Material for the task
►
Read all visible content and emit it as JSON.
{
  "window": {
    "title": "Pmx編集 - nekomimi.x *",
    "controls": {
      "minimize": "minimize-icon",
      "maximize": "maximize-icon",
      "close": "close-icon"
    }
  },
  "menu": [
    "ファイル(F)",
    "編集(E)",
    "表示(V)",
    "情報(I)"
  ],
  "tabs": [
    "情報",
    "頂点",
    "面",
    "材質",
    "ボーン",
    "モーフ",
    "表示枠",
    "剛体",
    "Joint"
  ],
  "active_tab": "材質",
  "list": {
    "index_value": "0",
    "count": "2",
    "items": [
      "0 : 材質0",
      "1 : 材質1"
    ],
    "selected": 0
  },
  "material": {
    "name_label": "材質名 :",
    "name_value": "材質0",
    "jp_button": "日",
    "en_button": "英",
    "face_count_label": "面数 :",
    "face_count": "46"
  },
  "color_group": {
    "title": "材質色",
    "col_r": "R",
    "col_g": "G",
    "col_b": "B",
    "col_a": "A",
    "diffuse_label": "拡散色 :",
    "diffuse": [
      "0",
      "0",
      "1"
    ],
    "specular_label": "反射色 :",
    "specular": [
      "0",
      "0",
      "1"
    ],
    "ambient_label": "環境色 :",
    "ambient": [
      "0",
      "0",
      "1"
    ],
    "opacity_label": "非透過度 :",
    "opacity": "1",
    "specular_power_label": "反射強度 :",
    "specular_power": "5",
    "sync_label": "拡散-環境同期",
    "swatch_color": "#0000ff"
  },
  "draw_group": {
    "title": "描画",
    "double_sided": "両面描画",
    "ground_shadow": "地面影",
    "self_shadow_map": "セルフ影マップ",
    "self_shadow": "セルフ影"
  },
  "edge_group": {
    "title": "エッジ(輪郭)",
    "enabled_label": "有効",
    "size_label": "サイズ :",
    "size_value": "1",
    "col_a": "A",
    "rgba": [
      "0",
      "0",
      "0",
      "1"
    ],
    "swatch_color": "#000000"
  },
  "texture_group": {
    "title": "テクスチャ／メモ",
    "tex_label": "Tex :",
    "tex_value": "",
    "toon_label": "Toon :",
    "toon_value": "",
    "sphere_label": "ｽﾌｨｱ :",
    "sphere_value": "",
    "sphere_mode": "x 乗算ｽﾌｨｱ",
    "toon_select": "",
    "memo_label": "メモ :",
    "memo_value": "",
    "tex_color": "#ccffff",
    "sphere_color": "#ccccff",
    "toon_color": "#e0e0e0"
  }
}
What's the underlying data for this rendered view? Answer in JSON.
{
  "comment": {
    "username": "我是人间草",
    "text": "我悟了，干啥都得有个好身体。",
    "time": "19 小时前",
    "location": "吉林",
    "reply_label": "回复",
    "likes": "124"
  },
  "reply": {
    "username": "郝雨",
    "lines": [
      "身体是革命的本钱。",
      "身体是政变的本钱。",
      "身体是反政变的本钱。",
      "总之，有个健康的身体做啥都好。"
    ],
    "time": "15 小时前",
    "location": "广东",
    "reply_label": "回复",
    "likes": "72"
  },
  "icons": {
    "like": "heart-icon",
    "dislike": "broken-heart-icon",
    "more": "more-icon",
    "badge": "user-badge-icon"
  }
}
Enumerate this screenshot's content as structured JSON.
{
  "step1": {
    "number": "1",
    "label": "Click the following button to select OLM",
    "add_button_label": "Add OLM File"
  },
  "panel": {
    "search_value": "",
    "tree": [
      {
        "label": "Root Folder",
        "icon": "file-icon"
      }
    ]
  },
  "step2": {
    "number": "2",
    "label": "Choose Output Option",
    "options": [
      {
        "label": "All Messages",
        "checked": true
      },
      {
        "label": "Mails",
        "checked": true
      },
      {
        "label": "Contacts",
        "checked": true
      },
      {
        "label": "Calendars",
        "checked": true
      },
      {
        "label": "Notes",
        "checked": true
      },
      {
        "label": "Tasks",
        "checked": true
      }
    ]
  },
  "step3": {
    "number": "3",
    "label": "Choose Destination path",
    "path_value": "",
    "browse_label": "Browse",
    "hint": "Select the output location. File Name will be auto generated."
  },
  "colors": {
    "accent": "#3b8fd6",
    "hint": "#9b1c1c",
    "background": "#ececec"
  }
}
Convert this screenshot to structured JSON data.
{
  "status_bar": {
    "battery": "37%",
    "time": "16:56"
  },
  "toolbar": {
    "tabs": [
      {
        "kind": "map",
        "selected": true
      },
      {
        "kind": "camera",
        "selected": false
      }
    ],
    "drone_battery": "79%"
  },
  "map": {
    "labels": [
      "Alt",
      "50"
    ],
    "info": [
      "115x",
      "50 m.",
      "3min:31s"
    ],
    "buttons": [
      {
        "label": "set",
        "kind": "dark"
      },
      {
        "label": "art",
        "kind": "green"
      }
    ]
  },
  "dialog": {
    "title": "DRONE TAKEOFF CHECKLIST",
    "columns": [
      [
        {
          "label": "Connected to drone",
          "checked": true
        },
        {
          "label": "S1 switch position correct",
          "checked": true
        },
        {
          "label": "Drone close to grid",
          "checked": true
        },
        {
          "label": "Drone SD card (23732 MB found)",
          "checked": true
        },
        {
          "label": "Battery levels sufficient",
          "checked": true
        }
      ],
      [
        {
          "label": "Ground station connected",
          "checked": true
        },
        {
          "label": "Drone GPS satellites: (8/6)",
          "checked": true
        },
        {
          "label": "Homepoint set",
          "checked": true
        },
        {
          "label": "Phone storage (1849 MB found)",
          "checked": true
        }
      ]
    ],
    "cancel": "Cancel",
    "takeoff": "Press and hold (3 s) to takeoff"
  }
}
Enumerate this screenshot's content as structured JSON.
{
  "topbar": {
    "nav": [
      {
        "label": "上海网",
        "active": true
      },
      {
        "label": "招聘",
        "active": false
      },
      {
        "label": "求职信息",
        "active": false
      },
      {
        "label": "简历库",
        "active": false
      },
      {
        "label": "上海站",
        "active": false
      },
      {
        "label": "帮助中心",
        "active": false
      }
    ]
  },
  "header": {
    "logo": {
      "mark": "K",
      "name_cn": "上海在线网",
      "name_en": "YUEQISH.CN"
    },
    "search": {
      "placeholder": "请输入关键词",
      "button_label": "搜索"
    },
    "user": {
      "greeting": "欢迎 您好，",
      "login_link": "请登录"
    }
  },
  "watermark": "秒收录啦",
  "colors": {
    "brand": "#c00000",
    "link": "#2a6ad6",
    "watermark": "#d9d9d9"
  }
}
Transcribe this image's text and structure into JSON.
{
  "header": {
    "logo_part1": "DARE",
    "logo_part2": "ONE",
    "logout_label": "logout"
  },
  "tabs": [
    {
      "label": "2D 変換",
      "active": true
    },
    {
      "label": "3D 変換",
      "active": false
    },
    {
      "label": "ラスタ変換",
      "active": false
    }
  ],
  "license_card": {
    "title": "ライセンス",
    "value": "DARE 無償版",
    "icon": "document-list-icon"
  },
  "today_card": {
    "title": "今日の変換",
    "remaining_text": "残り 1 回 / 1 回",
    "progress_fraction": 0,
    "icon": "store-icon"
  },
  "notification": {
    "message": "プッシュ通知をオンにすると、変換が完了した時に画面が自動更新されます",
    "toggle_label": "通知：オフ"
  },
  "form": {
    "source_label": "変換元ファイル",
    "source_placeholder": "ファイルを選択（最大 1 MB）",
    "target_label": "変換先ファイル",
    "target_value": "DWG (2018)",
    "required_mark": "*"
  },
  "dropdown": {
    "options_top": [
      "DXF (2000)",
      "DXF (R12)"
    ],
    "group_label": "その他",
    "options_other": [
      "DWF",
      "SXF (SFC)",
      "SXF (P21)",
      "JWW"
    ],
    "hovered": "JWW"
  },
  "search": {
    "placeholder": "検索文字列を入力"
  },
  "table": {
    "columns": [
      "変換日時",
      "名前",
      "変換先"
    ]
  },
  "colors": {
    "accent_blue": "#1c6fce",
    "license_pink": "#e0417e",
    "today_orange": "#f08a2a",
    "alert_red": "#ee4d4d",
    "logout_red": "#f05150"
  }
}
◄
Task instructions
Gather every line from the listing above in which the word "this" appears.

Full response
What's the underlying data for this rendered view? Answer in JSON.
Enumerate this screenshot's content as structured JSON.
Convert this screenshot to structured JSON data.
Enumerate this screenshot's content as structured JSON.
Transcribe this image's text and structure into JSON.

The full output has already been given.